### WHAT IS EXPECTED
Say the number of lines containing the string "color", and say nothing else.

### INPUT FOR THIS TASK
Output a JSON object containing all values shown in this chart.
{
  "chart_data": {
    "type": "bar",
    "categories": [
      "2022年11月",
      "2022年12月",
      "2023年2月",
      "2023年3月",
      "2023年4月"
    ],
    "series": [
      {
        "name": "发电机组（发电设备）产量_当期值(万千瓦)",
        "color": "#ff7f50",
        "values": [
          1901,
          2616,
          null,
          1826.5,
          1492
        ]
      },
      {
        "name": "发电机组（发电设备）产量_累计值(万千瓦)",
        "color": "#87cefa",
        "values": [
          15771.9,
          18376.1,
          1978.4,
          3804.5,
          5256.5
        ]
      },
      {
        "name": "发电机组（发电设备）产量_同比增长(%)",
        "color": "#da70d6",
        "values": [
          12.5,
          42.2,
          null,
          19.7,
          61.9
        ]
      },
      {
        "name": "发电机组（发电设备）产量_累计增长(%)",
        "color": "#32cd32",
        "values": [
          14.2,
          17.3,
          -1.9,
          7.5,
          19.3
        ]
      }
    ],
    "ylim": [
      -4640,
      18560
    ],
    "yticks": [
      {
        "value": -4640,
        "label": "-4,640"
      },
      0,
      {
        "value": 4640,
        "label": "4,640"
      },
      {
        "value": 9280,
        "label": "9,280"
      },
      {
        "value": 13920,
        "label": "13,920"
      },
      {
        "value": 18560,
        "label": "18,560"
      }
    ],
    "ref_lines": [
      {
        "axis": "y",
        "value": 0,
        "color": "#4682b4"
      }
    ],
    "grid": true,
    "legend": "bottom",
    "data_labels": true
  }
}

### ANSWER BELOW
5